Data extract>
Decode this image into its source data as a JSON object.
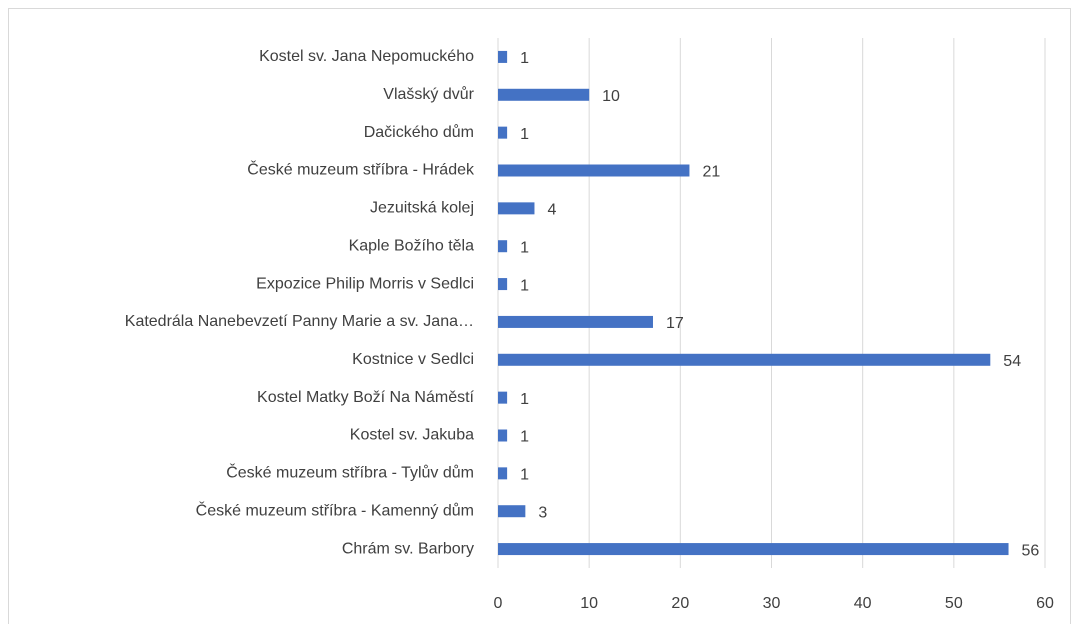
{
  "chart_data": {
    "type": "bar",
    "orientation": "horizontal",
    "categories": [
      "Kostel sv. Jana Nepomuckého",
      "Vlašský dvůr",
      "Dačického dům",
      "České muzeum stříbra - Hrádek",
      "Jezuitská kolej",
      "Kaple Božího těla",
      "Expozice Philip Morris v Sedlci",
      "Katedrála Nanebevzetí Panny Marie a sv. Jana…",
      "Kostnice v Sedlci",
      "Kostel Matky Boží Na Náměstí",
      "Kostel sv. Jakuba",
      "České muzeum stříbra - Tylův dům",
      "České muzeum stříbra - Kamenný dům",
      "Chrám sv. Barbory"
    ],
    "values": [
      1,
      10,
      1,
      21,
      4,
      1,
      1,
      17,
      54,
      1,
      1,
      1,
      3,
      56
    ],
    "color": "#4472c4",
    "xlim": [
      0,
      60
    ],
    "xticks": [
      0,
      10,
      20,
      30,
      40,
      50,
      60
    ],
    "grid": true
  }
}
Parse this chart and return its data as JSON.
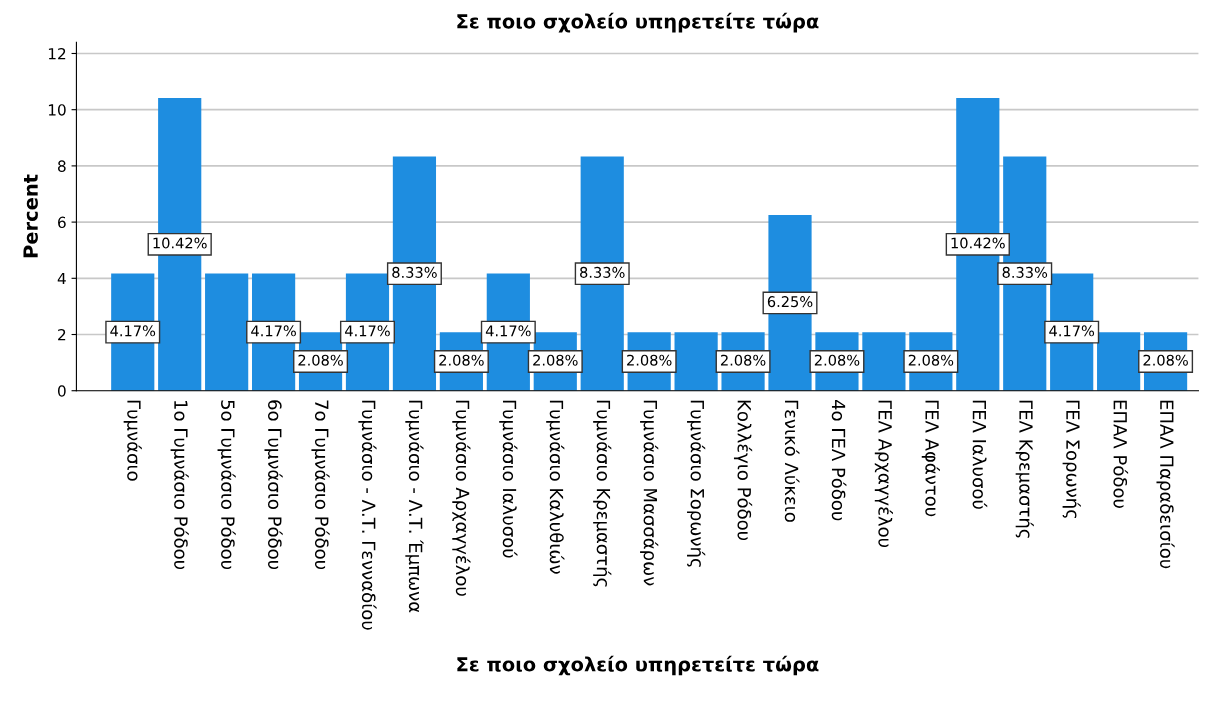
{
  "chart_data": {
    "type": "bar",
    "title": "Σε ποιο σχολείο υπηρετείτε τώρα",
    "xlabel": "Σε ποιο σχολείο υπηρετείτε τώρα",
    "ylabel": "Percent",
    "categories": [
      "Γυμνάσιο",
      "1ο Γυμνάσιο Ρόδου",
      "5ο Γυμνάσιο Ρόδου",
      "6ο Γυμνάσιο Ρόδου",
      "7ο Γυμνάσιο Ρόδου",
      "Γυμνάσιο - Λ.Τ. Γενναδίου",
      "Γυμνάσιο - Λ.Τ. Έμπωνα",
      "Γυμνάσιο Αρχαγγέλου",
      "Γυμνάσιο Ιαλυσού",
      "Γυμνάσιο Καλυθιών",
      "Γυμνάσιο Κρεμαστής",
      "Γυμνάσιο Μασσάρων",
      "Γυμνάσιο Σορωνής",
      "Κολλέγιο Ρόδου",
      "Γενικό Λύκειο",
      "4ο ΓΕΛ Ρόδου",
      "ΓΕΛ Αρχαγγέλου",
      "ΓΕΛ Αφάντου",
      "ΓΕΛ Ιαλυσού",
      "ΓΕΛ Κρεμαστής",
      "ΓΕΛ Σορωνής",
      "ΕΠΑΛ Ρόδου",
      "ΕΠΑΛ Παραδεισίου"
    ],
    "values": [
      4.17,
      10.42,
      4.17,
      4.17,
      2.08,
      4.17,
      8.33,
      2.08,
      4.17,
      2.08,
      8.33,
      2.08,
      2.08,
      2.08,
      6.25,
      2.08,
      2.08,
      2.08,
      10.42,
      8.33,
      4.17,
      2.08,
      2.08
    ],
    "value_labels": [
      "4.17%",
      "10.42%",
      null,
      "4.17%",
      "2.08%",
      "4.17%",
      "8.33%",
      "2.08%",
      "4.17%",
      "2.08%",
      "8.33%",
      "2.08%",
      null,
      "2.08%",
      "6.25%",
      "2.08%",
      null,
      "2.08%",
      "10.42%",
      "8.33%",
      "4.17%",
      null,
      "2.08%"
    ],
    "color": "#1e8de0",
    "ylim": [
      0,
      12.4
    ],
    "yticks": [
      0,
      2,
      4,
      6,
      8,
      10,
      12
    ],
    "grid": "y"
  }
}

Your objective>
Check each line of the entries above for the word "υπηρετείτε". List the ones that have it.

Expected answer>
    "title": "Σε ποιο σχολείο υπηρετείτε τώρα",
    "xlabel": "Σε ποιο σχολείο υπηρετείτε τώρα",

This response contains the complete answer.